TASK BRIEF: Can you format the part of the data that opens with the line containing "x-tick-label: 80 [633, 544, 654, 565]" and closes with the line containing "y-tick-label: 0 [384, 350, 395, 371]", both ends included, as a JSON list of strings with one string per line and blank lines left out?

[Image layout annotations]
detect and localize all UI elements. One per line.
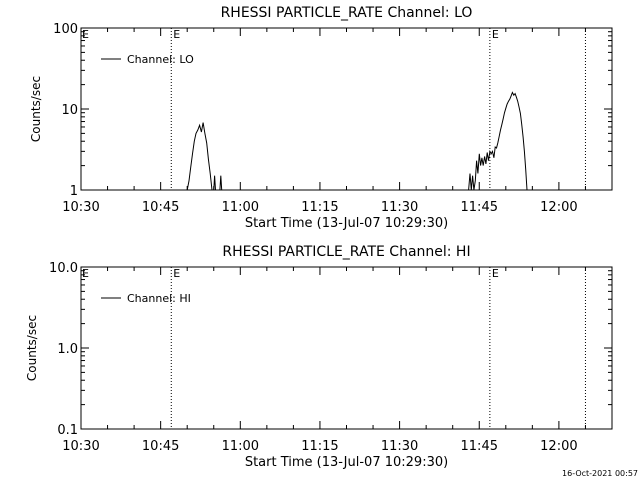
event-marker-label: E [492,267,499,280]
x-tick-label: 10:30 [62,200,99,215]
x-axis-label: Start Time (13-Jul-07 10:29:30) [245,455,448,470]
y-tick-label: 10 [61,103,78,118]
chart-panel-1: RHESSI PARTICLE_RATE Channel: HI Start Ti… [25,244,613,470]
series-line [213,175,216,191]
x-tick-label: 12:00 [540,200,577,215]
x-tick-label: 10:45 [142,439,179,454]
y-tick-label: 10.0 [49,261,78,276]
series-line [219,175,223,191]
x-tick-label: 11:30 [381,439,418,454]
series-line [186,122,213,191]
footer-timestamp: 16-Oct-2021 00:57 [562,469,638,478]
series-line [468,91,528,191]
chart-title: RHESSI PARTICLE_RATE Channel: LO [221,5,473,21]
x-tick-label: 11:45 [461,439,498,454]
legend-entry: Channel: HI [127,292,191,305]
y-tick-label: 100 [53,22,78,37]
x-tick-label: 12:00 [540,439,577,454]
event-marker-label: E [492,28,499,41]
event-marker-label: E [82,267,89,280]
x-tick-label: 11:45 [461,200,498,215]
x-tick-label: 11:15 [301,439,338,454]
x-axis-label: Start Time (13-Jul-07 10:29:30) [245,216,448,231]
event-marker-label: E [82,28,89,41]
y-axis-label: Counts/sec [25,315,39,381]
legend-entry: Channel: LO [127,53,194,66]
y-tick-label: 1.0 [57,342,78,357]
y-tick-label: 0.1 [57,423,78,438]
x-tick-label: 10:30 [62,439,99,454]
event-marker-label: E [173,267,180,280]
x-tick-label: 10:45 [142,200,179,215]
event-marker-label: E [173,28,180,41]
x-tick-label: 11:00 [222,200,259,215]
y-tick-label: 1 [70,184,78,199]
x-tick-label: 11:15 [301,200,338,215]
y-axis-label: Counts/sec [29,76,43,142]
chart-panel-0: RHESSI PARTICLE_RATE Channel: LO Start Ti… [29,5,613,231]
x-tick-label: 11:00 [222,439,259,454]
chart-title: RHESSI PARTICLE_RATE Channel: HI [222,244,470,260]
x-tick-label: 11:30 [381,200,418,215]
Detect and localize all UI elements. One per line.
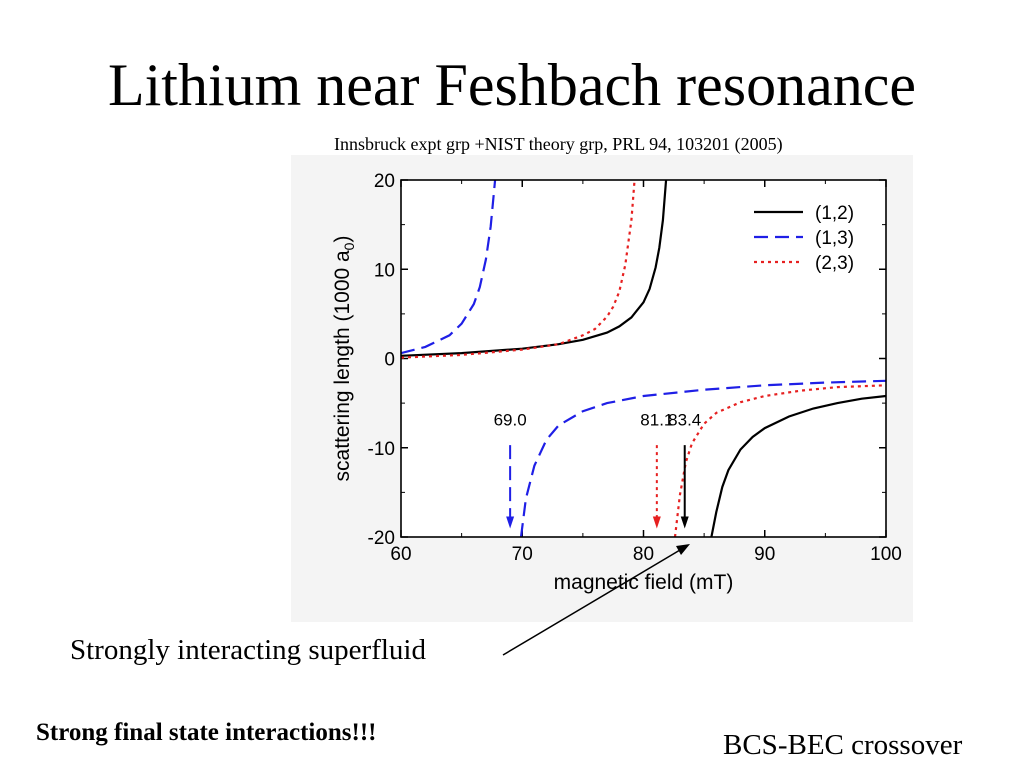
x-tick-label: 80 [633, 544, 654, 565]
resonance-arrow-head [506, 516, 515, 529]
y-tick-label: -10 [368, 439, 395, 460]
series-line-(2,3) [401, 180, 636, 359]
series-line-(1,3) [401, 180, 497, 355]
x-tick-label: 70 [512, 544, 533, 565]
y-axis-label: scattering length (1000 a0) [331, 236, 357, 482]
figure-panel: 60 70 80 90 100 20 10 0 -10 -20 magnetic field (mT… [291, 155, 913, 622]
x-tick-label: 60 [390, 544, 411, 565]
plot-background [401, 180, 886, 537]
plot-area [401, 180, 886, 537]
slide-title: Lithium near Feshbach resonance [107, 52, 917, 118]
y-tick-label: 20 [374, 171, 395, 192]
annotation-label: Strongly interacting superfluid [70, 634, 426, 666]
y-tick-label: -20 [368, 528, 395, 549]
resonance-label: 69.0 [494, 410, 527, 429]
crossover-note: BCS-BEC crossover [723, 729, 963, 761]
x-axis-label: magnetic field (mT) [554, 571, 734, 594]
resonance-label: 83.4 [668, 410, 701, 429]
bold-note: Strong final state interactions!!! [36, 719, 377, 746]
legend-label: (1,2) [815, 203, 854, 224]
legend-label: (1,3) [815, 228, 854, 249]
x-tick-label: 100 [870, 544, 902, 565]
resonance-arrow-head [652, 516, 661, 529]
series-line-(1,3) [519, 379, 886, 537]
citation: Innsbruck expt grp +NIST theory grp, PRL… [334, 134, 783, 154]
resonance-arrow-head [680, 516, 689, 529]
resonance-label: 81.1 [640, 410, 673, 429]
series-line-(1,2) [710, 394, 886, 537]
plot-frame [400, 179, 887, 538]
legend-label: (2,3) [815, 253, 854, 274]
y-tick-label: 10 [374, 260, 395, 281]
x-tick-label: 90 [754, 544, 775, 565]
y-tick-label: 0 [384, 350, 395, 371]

---

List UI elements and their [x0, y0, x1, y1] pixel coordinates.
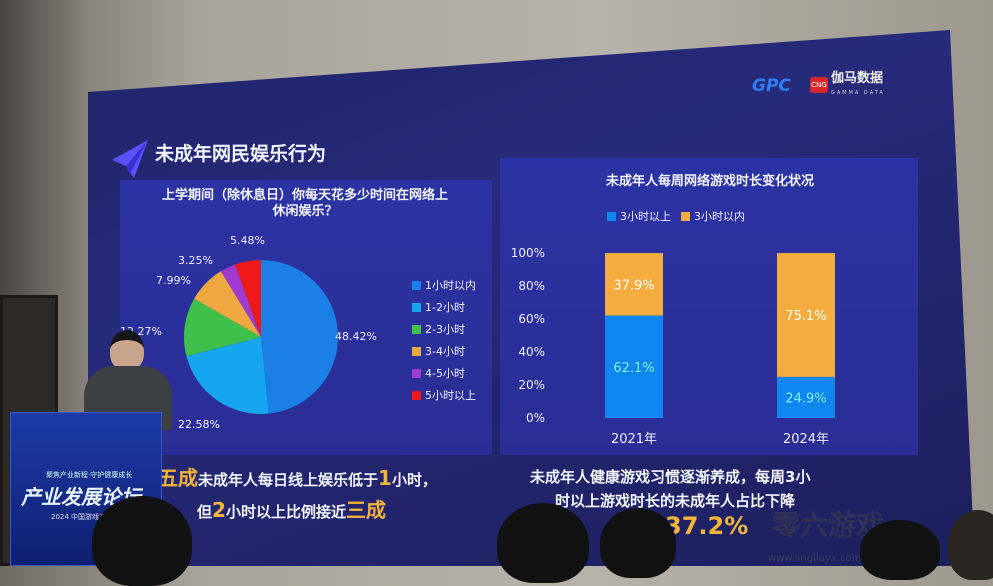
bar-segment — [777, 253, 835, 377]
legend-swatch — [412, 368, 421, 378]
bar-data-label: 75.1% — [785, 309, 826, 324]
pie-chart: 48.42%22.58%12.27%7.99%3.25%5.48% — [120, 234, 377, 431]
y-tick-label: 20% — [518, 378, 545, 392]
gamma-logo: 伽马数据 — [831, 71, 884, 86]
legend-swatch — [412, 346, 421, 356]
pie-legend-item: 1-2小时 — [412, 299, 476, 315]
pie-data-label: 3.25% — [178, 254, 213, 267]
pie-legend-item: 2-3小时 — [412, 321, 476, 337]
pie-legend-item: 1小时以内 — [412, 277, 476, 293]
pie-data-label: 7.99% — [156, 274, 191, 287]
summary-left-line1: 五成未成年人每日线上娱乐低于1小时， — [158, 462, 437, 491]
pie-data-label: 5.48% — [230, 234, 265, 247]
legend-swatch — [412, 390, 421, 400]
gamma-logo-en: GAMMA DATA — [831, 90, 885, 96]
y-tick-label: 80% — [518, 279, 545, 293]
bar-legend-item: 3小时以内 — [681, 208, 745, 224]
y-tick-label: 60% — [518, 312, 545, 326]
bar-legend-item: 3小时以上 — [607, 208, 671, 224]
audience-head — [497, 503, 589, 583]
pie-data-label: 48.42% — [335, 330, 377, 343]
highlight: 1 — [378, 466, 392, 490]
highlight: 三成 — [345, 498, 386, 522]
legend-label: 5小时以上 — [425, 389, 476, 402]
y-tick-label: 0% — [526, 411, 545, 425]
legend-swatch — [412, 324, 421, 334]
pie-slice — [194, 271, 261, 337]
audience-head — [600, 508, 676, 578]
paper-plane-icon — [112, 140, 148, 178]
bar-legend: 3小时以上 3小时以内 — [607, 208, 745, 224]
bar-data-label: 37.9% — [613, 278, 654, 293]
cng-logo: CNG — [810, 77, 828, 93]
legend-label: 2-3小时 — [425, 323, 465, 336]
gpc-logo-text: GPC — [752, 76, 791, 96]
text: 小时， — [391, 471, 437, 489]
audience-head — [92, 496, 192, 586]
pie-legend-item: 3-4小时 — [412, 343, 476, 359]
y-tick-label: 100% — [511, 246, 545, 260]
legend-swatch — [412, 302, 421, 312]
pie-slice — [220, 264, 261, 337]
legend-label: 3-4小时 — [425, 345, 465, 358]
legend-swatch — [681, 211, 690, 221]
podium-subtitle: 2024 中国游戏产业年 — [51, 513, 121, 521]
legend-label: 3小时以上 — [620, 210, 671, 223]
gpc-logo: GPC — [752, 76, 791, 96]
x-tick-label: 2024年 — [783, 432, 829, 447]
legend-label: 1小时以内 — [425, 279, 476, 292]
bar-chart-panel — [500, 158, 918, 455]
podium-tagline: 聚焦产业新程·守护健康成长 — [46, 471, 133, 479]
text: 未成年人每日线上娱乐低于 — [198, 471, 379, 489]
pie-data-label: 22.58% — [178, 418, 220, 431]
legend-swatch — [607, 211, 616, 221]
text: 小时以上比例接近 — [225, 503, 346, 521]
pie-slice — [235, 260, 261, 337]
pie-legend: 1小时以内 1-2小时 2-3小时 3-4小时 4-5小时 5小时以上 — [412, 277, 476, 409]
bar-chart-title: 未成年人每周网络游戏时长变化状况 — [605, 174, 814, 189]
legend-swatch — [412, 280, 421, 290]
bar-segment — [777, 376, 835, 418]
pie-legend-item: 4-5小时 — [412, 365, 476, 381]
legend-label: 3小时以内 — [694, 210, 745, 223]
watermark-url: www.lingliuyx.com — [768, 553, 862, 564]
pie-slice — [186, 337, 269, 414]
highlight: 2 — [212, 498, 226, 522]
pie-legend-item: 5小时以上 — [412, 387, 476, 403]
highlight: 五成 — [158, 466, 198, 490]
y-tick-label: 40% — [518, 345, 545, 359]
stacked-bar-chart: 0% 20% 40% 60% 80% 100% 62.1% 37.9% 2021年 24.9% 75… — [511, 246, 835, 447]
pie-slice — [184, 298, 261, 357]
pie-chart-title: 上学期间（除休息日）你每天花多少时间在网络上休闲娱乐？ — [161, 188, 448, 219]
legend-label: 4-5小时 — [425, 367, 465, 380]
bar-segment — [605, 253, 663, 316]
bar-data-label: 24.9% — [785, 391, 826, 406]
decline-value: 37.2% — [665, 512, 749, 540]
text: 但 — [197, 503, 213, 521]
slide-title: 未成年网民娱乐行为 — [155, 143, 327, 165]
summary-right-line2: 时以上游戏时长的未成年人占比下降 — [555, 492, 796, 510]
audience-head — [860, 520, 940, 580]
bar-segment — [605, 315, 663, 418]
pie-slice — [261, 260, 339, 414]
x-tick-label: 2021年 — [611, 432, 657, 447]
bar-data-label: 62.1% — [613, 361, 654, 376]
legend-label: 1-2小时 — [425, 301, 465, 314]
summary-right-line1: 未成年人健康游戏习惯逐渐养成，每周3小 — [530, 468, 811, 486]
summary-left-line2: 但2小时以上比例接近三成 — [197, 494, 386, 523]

FINAL ANSWER:
[
  "x-tick-label: 80 [633, 544, 654, 565]",
  "resonance-arrow-head [506, 516, 515, 529]",
  "y-tick-label: -10 [368, 439, 395, 460]",
  "series-line-(2,3) [401, 180, 636, 359]",
  "series-line-(1,3) [401, 180, 497, 355]",
  "x-tick-label: 70 [512, 544, 533, 565]",
  "y-axis-label: scattering length (1000 a0) [331, 236, 357, 482]",
  "figure-panel: 60 70 80 90 100 20 10 0 -10 -20 magnetic field (mT… [291, 155, 913, 622]",
  "x-tick-label: 60 [390, 544, 411, 565]",
  "plot-background [401, 180, 886, 537]",
  "plot-area [401, 180, 886, 537]",
  "slide-title: Lithium near Feshbach resonance [107, 52, 917, 118]",
  "y-tick-label: 20 [374, 171, 395, 192]",
  "annotation-label: Strongly interacting superfluid [70, 634, 426, 666]",
  "y-tick-label: -20 [368, 528, 395, 549]",
  "resonance-label: 69.0 [494, 410, 527, 429]",
  "crossover-note: BCS-BEC crossover [723, 729, 963, 761]",
  "x-axis-label: magnetic field (mT) [554, 571, 734, 594]",
  "resonance-label: 83.4 [668, 410, 701, 429]",
  "bold-note: Strong final state interactions!!! [36, 719, 377, 746]",
  "legend-label: (1,2) [815, 203, 854, 224]",
  "legend-label: (1,3) [815, 228, 854, 249]",
  "x-tick-label: 100 [870, 544, 902, 565]",
  "resonance-arrow-head [652, 516, 661, 529]",
  "series-line-(1,3) [519, 379, 886, 537]",
  "citation: Innsbruck expt grp +NIST theory grp, PRL… [334, 134, 783, 154]",
  "resonance-arrow-head [680, 516, 689, 529]",
  "resonance-label: 81.1 [640, 410, 673, 429]",
  "series-line-(1,2) [710, 394, 886, 537]",
  "plot-frame [400, 179, 887, 538]",
  "legend-label: (2,3) [815, 253, 854, 274]",
  "y-tick-label: 10 [374, 260, 395, 281]",
  "x-tick-label: 90 [754, 544, 775, 565]",
  "y-tick-label: 0 [384, 350, 395, 371]"
]